## [Task to complete]
Exact reproduction of the data is required, with images excluded.

[Part of a data file]
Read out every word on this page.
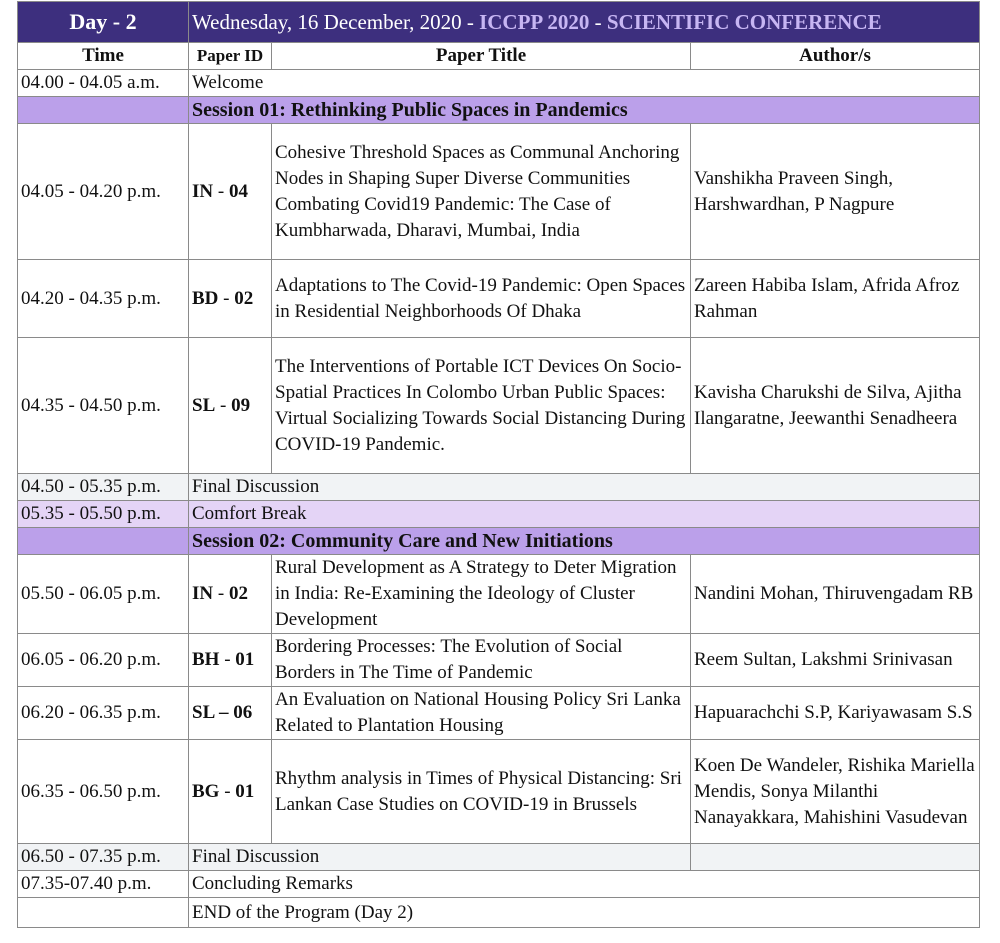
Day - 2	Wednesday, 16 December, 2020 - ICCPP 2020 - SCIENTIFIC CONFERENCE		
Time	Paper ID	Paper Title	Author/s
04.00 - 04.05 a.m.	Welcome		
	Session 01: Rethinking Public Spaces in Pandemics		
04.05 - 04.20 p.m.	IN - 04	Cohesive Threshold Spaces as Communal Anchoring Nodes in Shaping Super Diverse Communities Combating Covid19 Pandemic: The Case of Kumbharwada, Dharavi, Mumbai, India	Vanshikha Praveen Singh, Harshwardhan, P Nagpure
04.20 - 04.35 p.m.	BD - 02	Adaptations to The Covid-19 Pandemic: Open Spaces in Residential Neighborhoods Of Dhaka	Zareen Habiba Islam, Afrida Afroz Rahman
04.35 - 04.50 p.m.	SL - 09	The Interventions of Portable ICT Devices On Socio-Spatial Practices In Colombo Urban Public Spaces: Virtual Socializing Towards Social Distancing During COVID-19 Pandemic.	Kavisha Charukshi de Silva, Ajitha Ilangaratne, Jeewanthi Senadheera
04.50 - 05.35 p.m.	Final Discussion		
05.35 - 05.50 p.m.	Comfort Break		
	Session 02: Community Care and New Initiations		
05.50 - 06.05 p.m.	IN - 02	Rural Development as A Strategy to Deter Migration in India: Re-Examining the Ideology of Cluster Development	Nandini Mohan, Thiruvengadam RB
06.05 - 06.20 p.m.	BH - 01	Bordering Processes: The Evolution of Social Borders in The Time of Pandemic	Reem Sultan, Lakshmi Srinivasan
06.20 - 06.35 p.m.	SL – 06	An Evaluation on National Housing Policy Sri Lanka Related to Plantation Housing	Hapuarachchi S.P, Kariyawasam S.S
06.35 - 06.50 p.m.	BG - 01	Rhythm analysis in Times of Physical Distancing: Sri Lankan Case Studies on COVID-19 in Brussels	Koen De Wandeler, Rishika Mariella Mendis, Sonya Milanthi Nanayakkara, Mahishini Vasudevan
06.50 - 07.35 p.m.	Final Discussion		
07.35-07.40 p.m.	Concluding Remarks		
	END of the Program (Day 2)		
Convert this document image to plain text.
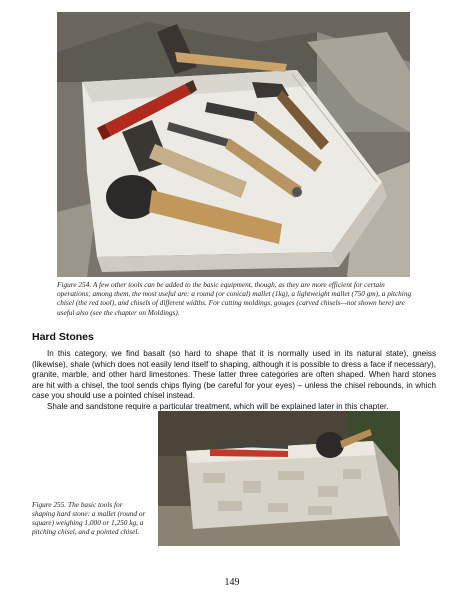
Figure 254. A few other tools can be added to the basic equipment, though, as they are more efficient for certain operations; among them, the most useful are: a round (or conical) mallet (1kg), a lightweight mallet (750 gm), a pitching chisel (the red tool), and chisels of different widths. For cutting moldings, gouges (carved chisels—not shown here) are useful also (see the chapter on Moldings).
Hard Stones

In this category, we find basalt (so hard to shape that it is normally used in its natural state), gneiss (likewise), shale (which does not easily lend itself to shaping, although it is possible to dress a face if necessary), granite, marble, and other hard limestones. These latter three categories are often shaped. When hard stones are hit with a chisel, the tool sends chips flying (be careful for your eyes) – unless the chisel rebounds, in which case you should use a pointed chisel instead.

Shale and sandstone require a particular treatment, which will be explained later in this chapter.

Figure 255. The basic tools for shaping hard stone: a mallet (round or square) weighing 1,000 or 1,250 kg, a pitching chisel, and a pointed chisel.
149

## [Output for this exercise]
Read out every word on this page.
Day - 2	Wednesday, 16 December, 2020 - ICCPP 2020 - SCIENTIFIC CONFERENCE		
Time	Paper ID	Paper Title	Author/s
04.00 - 04.05 a.m.	Welcome		
	Session 01: Rethinking Public Spaces in Pandemics		
04.05 - 04.20 p.m.	IN - 04	Cohesive Threshold Spaces as Communal Anchoring Nodes in Shaping Super Diverse Communities Combating Covid19 Pandemic: The Case of Kumbharwada, Dharavi, Mumbai, India	Vanshikha Praveen Singh, Harshwardhan, P Nagpure
04.20 - 04.35 p.m.	BD - 02	Adaptations to The Covid-19 Pandemic: Open Spaces in Residential Neighborhoods Of Dhaka	Zareen Habiba Islam, Afrida Afroz Rahman
04.35 - 04.50 p.m.	SL - 09	The Interventions of Portable ICT Devices On Socio-Spatial Practices In Colombo Urban Public Spaces: Virtual Socializing Towards Social Distancing During COVID-19 Pandemic.	Kavisha Charukshi de Silva, Ajitha Ilangaratne, Jeewanthi Senadheera
04.50 - 05.35 p.m.	Final Discussion		
05.35 - 05.50 p.m.	Comfort Break		
	Session 02: Community Care and New Initiations		
05.50 - 06.05 p.m.	IN - 02	Rural Development as A Strategy to Deter Migration in India: Re-Examining the Ideology of Cluster Development	Nandini Mohan, Thiruvengadam RB
06.05 - 06.20 p.m.	BH - 01	Bordering Processes: The Evolution of Social Borders in The Time of Pandemic	Reem Sultan, Lakshmi Srinivasan
06.20 - 06.35 p.m.	SL – 06	An Evaluation on National Housing Policy Sri Lanka Related to Plantation Housing	Hapuarachchi S.P, Kariyawasam S.S
06.35 - 06.50 p.m.	BG - 01	Rhythm analysis in Times of Physical Distancing: Sri Lankan Case Studies on COVID-19 in Brussels	Koen De Wandeler, Rishika Mariella Mendis, Sonya Milanthi Nanayakkara, Mahishini Vasudevan
06.50 - 07.35 p.m.	Final Discussion		
07.35-07.40 p.m.	Concluding Remarks		
	END of the Program (Day 2)		
Convert this document image to plain text.
Figure 254. A few other tools can be added to the basic equipment, though, as they are more efficient for certain operations; among them, the most useful are: a round (or conical) mallet (1kg), a lightweight mallet (750 gm), a pitching chisel (the red tool), and chisels of different widths. For cutting moldings, gouges (carved chisels—not shown here) are useful also (see the chapter on Moldings).
Hard Stones

In this category, we find basalt (so hard to shape that it is normally used in its natural state), gneiss (likewise), shale (which does not easily lend itself to shaping, although it is possible to dress a face if necessary), granite, marble, and other hard limestones. These latter three categories are often shaped. When hard stones are hit with a chisel, the tool sends chips flying (be careful for your eyes) – unless the chisel rebounds, in which case you should use a pointed chisel instead.

Shale and sandstone require a particular treatment, which will be explained later in this chapter.

Figure 255. The basic tools for shaping hard stone: a mallet (round or square) weighing 1,000 or 1,250 kg, a pitching chisel, and a pointed chisel.
149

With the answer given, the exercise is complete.